__Goal of the exercise__: State the number of lines below in which the word "Public" appears. Nothing else belongs in the answer.

__Available data__:
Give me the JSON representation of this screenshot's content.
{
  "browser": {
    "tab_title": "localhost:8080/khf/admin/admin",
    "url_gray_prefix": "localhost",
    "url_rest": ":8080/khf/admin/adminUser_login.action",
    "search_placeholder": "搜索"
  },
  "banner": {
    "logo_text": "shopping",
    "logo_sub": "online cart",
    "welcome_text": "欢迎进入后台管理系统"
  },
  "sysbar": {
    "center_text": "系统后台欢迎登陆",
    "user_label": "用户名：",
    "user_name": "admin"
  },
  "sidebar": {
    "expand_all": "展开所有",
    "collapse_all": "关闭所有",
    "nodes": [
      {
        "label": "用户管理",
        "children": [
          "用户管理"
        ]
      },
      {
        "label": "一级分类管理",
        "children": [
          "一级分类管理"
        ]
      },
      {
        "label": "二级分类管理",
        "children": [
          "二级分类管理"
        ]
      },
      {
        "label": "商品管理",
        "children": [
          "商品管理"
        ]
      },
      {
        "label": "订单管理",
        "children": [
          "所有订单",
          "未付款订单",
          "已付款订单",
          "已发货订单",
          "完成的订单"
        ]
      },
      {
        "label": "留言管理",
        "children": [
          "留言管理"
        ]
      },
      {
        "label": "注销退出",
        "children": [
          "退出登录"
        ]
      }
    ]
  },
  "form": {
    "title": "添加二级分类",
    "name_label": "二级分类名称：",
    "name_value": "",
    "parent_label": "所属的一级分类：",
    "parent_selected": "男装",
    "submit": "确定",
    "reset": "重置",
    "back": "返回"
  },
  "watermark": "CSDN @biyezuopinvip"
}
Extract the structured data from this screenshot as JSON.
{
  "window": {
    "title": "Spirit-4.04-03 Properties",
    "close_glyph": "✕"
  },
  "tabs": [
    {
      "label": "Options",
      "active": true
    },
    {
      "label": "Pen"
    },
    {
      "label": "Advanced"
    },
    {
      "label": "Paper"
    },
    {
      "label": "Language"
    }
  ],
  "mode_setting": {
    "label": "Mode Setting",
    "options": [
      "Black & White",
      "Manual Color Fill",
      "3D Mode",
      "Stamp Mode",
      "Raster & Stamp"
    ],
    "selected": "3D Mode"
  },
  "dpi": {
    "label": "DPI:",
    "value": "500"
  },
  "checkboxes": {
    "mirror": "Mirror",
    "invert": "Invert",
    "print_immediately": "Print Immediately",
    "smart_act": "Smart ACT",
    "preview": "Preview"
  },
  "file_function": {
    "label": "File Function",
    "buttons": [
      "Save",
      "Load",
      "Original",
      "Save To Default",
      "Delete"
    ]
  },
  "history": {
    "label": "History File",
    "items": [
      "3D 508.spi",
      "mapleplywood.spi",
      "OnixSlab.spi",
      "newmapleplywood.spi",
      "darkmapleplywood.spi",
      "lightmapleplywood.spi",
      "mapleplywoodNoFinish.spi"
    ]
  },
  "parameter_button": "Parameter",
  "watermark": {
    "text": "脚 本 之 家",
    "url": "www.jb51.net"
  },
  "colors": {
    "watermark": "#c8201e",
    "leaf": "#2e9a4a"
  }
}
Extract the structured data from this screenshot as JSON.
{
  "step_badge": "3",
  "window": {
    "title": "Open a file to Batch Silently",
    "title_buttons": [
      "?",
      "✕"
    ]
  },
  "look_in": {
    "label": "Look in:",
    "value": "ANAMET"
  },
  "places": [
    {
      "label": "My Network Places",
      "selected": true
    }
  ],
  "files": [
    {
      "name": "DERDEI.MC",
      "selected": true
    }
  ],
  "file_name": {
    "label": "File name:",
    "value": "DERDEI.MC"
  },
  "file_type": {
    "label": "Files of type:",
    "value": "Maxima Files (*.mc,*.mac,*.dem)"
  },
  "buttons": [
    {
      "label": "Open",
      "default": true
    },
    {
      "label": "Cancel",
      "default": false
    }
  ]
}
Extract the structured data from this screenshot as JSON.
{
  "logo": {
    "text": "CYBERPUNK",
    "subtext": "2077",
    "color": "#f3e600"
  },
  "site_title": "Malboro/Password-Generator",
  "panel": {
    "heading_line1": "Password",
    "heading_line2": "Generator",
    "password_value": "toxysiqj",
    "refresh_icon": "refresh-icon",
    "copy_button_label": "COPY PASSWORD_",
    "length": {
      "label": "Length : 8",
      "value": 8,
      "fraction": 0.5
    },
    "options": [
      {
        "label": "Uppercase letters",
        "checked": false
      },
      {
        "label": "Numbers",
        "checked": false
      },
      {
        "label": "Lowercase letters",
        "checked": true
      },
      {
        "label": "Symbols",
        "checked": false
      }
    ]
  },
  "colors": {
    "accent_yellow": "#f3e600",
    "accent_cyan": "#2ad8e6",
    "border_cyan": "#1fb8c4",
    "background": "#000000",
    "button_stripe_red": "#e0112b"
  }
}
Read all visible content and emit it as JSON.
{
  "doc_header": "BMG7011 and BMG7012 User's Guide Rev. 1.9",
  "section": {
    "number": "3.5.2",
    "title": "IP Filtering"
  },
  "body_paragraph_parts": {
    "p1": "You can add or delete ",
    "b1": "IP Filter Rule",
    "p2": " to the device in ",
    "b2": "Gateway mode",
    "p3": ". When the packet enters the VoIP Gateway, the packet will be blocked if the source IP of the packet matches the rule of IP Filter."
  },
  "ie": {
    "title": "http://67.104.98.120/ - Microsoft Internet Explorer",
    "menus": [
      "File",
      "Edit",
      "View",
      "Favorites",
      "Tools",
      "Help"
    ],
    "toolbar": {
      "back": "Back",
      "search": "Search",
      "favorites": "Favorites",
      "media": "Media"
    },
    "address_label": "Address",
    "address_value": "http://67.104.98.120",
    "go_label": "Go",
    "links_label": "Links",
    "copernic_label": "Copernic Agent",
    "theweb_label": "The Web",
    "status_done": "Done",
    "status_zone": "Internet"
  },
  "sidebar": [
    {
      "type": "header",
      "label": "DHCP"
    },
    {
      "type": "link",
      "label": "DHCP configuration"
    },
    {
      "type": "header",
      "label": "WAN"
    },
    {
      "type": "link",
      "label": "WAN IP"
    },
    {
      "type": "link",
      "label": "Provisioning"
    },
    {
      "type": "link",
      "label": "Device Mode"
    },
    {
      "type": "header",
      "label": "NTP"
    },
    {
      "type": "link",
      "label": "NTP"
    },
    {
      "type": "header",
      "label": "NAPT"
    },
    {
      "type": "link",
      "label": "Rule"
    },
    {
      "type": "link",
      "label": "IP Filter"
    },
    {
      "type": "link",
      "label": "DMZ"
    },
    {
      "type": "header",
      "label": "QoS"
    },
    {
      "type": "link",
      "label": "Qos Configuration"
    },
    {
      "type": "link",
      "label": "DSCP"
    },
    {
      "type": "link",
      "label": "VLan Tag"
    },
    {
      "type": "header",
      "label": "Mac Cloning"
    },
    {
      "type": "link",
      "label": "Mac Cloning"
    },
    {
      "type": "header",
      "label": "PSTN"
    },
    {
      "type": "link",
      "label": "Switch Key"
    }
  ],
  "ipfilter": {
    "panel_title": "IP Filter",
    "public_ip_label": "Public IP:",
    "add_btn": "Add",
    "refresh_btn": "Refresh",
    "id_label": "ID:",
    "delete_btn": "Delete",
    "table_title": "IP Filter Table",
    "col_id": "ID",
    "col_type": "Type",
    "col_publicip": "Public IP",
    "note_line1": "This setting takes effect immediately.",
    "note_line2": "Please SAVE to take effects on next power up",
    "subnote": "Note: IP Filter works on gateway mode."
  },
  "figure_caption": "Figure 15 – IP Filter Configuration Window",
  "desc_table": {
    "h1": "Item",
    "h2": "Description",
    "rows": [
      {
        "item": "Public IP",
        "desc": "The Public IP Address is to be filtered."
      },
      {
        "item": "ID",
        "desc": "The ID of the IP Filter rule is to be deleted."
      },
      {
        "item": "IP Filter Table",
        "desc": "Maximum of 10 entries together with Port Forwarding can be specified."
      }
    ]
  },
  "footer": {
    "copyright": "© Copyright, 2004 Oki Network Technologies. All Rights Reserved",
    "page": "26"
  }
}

__Completed task__: 4